Exercise goal:
Set down, in full, every record in the block.

Dataset rows:

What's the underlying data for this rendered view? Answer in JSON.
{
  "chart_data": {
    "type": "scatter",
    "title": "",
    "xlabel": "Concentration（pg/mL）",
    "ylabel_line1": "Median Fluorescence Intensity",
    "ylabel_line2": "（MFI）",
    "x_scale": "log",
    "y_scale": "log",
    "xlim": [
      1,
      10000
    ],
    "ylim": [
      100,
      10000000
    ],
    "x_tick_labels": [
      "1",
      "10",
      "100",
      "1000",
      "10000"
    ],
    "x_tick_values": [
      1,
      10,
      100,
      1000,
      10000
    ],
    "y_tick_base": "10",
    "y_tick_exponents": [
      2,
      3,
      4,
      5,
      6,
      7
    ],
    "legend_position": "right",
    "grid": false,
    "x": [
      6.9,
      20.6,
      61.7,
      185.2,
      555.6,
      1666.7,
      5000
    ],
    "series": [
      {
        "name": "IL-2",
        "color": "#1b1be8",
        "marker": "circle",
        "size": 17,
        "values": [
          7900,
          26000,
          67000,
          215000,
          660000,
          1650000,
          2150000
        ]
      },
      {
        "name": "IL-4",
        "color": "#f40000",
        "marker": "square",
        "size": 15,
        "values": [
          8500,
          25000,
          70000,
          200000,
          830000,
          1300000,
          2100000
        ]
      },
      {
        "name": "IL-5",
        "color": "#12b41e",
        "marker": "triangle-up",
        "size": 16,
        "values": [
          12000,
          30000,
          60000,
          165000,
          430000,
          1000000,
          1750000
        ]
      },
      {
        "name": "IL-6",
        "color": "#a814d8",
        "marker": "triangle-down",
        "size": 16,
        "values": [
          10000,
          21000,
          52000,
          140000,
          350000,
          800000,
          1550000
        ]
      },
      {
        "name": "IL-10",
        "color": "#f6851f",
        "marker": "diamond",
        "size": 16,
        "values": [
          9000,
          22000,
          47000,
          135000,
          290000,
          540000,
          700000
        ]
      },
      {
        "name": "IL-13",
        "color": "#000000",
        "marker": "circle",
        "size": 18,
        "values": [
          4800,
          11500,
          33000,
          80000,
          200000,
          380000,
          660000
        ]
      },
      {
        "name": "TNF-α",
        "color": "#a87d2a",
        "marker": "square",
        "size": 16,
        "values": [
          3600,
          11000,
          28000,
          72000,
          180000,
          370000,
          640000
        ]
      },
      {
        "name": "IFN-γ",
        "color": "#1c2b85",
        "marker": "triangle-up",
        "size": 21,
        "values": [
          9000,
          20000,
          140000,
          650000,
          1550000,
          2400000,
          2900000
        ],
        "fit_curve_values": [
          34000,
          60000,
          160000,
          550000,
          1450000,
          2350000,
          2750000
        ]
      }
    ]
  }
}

Full answer:
What's the underlying data for this rendered view? Answer in JSON.
{
  "chart_data": {
    "type": "scatter",
    "title": "",
    "xlabel": "Concentration（pg/mL）",
    "ylabel_line1": "Median Fluorescence Intensity",
    "ylabel_line2": "（MFI）",
    "x_scale": "log",
    "y_scale": "log",
    "xlim": [
      1,
      10000
    ],
    "ylim": [
      100,
      10000000
    ],
    "x_tick_labels": [
      "1",
      "10",
      "100",
      "1000",
      "10000"
    ],
    "x_tick_values": [
      1,
      10,
      100,
      1000,
      10000
    ],
    "y_tick_base": "10",
    "y_tick_exponents": [
      2,
      3,
      4,
      5,
      6,
      7
    ],
    "legend_position": "right",
    "grid": false,
    "x": [
      6.9,
      20.6,
      61.7,
      185.2,
      555.6,
      1666.7,
      5000
    ],
    "series": [
      {
        "name": "IL-2",
        "color": "#1b1be8",
        "marker": "circle",
        "size": 17,
        "values": [
          7900,
          26000,
          67000,
          215000,
          660000,
          1650000,
          2150000
        ]
      },
      {
        "name": "IL-4",
        "color": "#f40000",
        "marker": "square",
        "size": 15,
        "values": [
          8500,
          25000,
          70000,
          200000,
          830000,
          1300000,
          2100000
        ]
      },
      {
        "name": "IL-5",
        "color": "#12b41e",
        "marker": "triangle-up",
        "size": 16,
        "values": [
          12000,
          30000,
          60000,
          165000,
          430000,
          1000000,
          1750000
        ]
      },
      {
        "name": "IL-6",
        "color": "#a814d8",
        "marker": "triangle-down",
        "size": 16,
        "values": [
          10000,
          21000,
          52000,
          140000,
          350000,
          800000,
          1550000
        ]
      },
      {
        "name": "IL-10",
        "color": "#f6851f",
        "marker": "diamond",
        "size": 16,
        "values": [
          9000,
          22000,
          47000,
          135000,
          290000,
          540000,
          700000
        ]
      },
      {
        "name": "IL-13",
        "color": "#000000",
        "marker": "circle",
        "size": 18,
        "values": [
          4800,
          11500,
          33000,
          80000,
          200000,
          380000,
          660000
        ]
      },
      {
        "name": "TNF-α",
        "color": "#a87d2a",
        "marker": "square",
        "size": 16,
        "values": [
          3600,
          11000,
          28000,
          72000,
          180000,
          370000,
          640000
        ]
      },
      {
        "name": "IFN-γ",
        "color": "#1c2b85",
        "marker": "triangle-up",
        "size": 21,
        "values": [
          9000,
          20000,
          140000,
          650000,
          1550000,
          2400000,
          2900000
        ],
        "fit_curve_values": [
          34000,
          60000,
          160000,
          550000,
          1450000,
          2350000,
          2750000
        ]
      }
    ]
  }
}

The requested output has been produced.